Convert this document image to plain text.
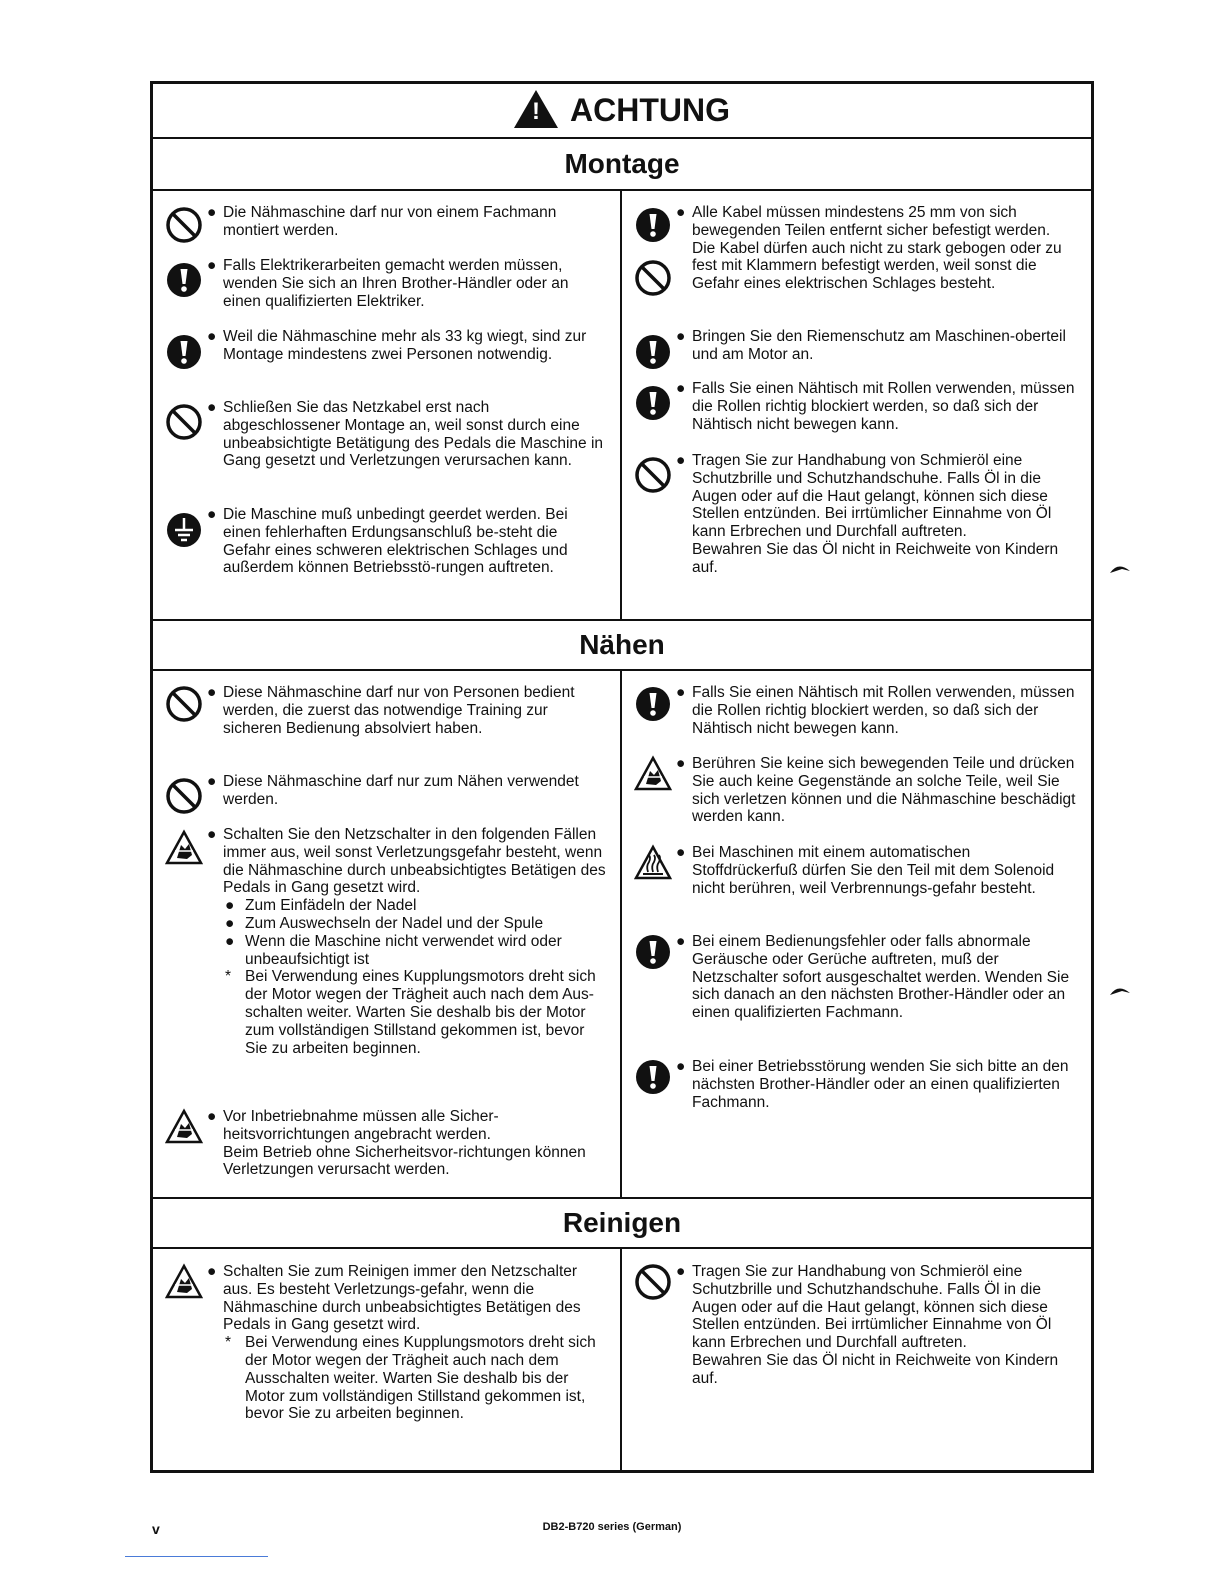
!
ACHTUNG
Montage
● Die Nähmaschine darf nur von einem Fachmann montiert werden.
● Falls Elektrikerarbeiten gemacht werden müssen, wenden Sie sich an Ihren Brother-Händler oder an einen qualifizierten Elektriker.
● Weil die Nähmaschine mehr als 33 kg wiegt, sind zur Montage mindestens zwei Personen notwendig.
● Schließen Sie das Netzkabel erst nach abgeschlossener Montage an, weil sonst durch eine unbeabsichtigte Betätigung des Pedals die Maschine in Gang gesetzt und Verletzungen verursachen kann.
● Die Maschine muß unbedingt geerdet werden. Bei einen fehlerhaften Erdungsanschluß be-steht die Gefahr eines schweren elektrischen Schlages und außerdem können Betriebsstö-rungen auftreten.
● Alle Kabel müssen mindestens 25 mm von sich bewegenden Teilen entfernt sicher befestigt werden. Die Kabel dürfen auch nicht zu stark gebogen oder zu fest mit Klammern befestigt werden, weil sonst die Gefahr eines elektrischen Schlages besteht.
● Bringen Sie den Riemenschutz am Maschinen-oberteil und am Motor an.
● Falls Sie einen Nähtisch mit Rollen verwenden, müssen die Rollen richtig blockiert werden, so daß sich der Nähtisch nicht bewegen kann.
● Tragen Sie zur Handhabung von Schmieröl eine Schutzbrille und Schutzhandschuhe. Falls Öl in die Augen oder auf die Haut gelangt, können sich diese Stellen entzünden. Bei irrtümlicher Einnahme von Öl kann Erbrechen und Durchfall auftreten.
Bewahren Sie das Öl nicht in Reichweite von Kindern auf.
Nähen
● Diese Nähmaschine darf nur von Personen bedient werden, die zuerst das notwendige Training zur sicheren Bedienung absolviert haben.
● Diese Nähmaschine darf nur zum Nähen verwendet werden.
● Schalten Sie den Netzschalter in den folgenden Fällen immer aus, weil sonst Verletzungsgefahr besteht, wenn die Nähmaschine durch unbeabsichtigtes Betätigen des Pedals in Gang gesetzt wird.
● Zum Einfädeln der Nadel
● Zum Auswechseln der Nadel und der Spule
● Wenn die Maschine nicht verwendet wird oder unbeaufsichtigt ist
* Bei Verwendung eines Kupplungsmotors dreht sich der Motor wegen der Trägheit auch nach dem Aus-schalten weiter. Warten Sie deshalb bis der Motor zum vollständigen Stillstand gekommen ist, bevor Sie zu arbeiten beginnen.
● Vor Inbetriebnahme müssen alle Sicher-heitsvorrichtungen angebracht werden.
Beim Betrieb ohne Sicherheitsvor-richtungen können Verletzungen verursacht werden.
● Falls Sie einen Nähtisch mit Rollen verwenden, müssen die Rollen richtig blockiert werden, so daß sich der Nähtisch nicht bewegen kann.
● Berühren Sie keine sich bewegenden Teile und drücken Sie auch keine Gegenstände an solche Teile, weil Sie sich verletzen können und die Nähmaschine beschädigt werden kann.
● Bei Maschinen mit einem automatischen Stoffdrückerfuß dürfen Sie den Teil mit dem Solenoid nicht berühren, weil Verbrennungs-gefahr besteht.
● Bei einem Bedienungsfehler oder falls abnormale Geräusche oder Gerüche auftreten, muß der Netzschalter sofort ausgeschaltet werden. Wenden Sie sich danach an den nächsten Brother-Händler oder an einen qualifizierten Fachmann.
● Bei einer Betriebsstörung wenden Sie sich bitte an den nächsten Brother-Händler oder an einen qualifizierten Fachmann.
Reinigen
● Schalten Sie zum Reinigen immer den Netzschalter aus. Es besteht Verletzungs-gefahr, wenn die Nähmaschine durch unbeabsichtigtes Betätigen des Pedals in Gang gesetzt wird.
* Bei Verwendung eines Kupplungsmotors dreht sich der Motor wegen der Trägheit auch nach dem Ausschalten weiter. Warten Sie deshalb bis der Motor zum vollständigen Stillstand gekommen ist, bevor Sie zu arbeiten beginnen.
● Tragen Sie zur Handhabung von Schmieröl eine Schutzbrille und Schutzhandschuhe. Falls Öl in die Augen oder auf die Haut gelangt, können sich diese Stellen entzünden. Bei irrtümlicher Einnahme von Öl kann Erbrechen und Durchfall auftreten.
Bewahren Sie das Öl nicht in Reichweite von Kindern auf.
v	DB2-B720 series (German)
##########
Written instruction
Filter the listing for the word "Montage" and copy every line that holds it.

Answer
Montage
● Weil die Nähmaschine mehr als 33 kg wiegt, sind zur Montage mindestens zwei Personen notwendig.
● Schließen Sie das Netzkabel erst nach abgeschlossener Montage an, weil sonst durch eine unbeabsichtigte Betätigung des Pedals die Maschine in Gang gesetzt und Verletzungen verursachen kann.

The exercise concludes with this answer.